MATERIAL »
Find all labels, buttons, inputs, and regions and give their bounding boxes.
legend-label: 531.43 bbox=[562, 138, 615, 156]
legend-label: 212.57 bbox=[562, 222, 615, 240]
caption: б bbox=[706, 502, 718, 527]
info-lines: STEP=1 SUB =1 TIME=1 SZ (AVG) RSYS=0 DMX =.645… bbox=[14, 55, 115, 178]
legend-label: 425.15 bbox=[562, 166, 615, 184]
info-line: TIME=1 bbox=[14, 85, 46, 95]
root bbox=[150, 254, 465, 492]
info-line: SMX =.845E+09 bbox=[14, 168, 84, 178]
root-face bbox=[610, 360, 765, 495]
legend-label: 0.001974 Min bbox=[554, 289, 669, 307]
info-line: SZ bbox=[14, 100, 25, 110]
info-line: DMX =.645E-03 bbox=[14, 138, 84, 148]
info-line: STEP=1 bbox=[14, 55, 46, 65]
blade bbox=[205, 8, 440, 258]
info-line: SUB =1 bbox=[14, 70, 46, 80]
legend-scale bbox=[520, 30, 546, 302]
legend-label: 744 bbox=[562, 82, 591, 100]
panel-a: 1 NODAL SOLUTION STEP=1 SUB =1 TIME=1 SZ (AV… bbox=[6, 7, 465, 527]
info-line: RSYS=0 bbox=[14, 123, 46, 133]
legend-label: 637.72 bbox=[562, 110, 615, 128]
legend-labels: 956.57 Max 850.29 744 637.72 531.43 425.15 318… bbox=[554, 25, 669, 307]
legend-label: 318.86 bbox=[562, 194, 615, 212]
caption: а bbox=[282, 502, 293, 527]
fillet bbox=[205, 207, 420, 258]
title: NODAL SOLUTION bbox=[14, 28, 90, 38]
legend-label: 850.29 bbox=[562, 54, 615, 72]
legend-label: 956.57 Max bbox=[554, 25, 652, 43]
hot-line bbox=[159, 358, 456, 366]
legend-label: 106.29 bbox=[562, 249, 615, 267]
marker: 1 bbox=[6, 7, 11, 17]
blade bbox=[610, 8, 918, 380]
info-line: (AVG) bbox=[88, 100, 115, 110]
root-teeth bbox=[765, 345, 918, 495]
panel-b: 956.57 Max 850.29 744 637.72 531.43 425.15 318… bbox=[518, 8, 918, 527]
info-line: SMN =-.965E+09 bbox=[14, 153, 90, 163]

AUFGABE » Gib das gesamte Material oben Zeile für Zeile unverändert wieder.

ERGEBNIS »
Find all labels, buttons, inputs, and regions and give their bounding boxes.
legend-label: 531.43 bbox=[562, 138, 615, 156]
legend-label: 212.57 bbox=[562, 222, 615, 240]
caption: б bbox=[706, 502, 718, 527]
info-lines: STEP=1 SUB =1 TIME=1 SZ (AVG) RSYS=0 DMX =.645… bbox=[14, 55, 115, 178]
legend-label: 425.15 bbox=[562, 166, 615, 184]
info-line: TIME=1 bbox=[14, 85, 46, 95]
root bbox=[150, 254, 465, 492]
info-line: SMX =.845E+09 bbox=[14, 168, 84, 178]
root-face bbox=[610, 360, 765, 495]
legend-label: 0.001974 Min bbox=[554, 289, 669, 307]
info-line: SZ bbox=[14, 100, 25, 110]
info-line: DMX =.645E-03 bbox=[14, 138, 84, 148]
info-line: STEP=1 bbox=[14, 55, 46, 65]
blade bbox=[205, 8, 440, 258]
info-line: SUB =1 bbox=[14, 70, 46, 80]
legend-scale bbox=[520, 30, 546, 302]
legend-label: 744 bbox=[562, 82, 591, 100]
panel-a: 1 NODAL SOLUTION STEP=1 SUB =1 TIME=1 SZ (AV… bbox=[6, 7, 465, 527]
info-line: RSYS=0 bbox=[14, 123, 46, 133]
legend-label: 637.72 bbox=[562, 110, 615, 128]
legend-labels: 956.57 Max 850.29 744 637.72 531.43 425.15 318… bbox=[554, 25, 669, 307]
legend-label: 318.86 bbox=[562, 194, 615, 212]
caption: а bbox=[282, 502, 293, 527]
fillet bbox=[205, 207, 420, 258]
title: NODAL SOLUTION bbox=[14, 28, 90, 38]
legend-label: 850.29 bbox=[562, 54, 615, 72]
legend-label: 956.57 Max bbox=[554, 25, 652, 43]
hot-line bbox=[159, 358, 456, 366]
legend-label: 106.29 bbox=[562, 249, 615, 267]
marker: 1 bbox=[6, 7, 11, 17]
blade bbox=[610, 8, 918, 380]
info-line: (AVG) bbox=[88, 100, 115, 110]
root-teeth bbox=[765, 345, 918, 495]
panel-b: 956.57 Max 850.29 744 637.72 531.43 425.15 318… bbox=[518, 8, 918, 527]
info-line: SMN =-.965E+09 bbox=[14, 153, 90, 163]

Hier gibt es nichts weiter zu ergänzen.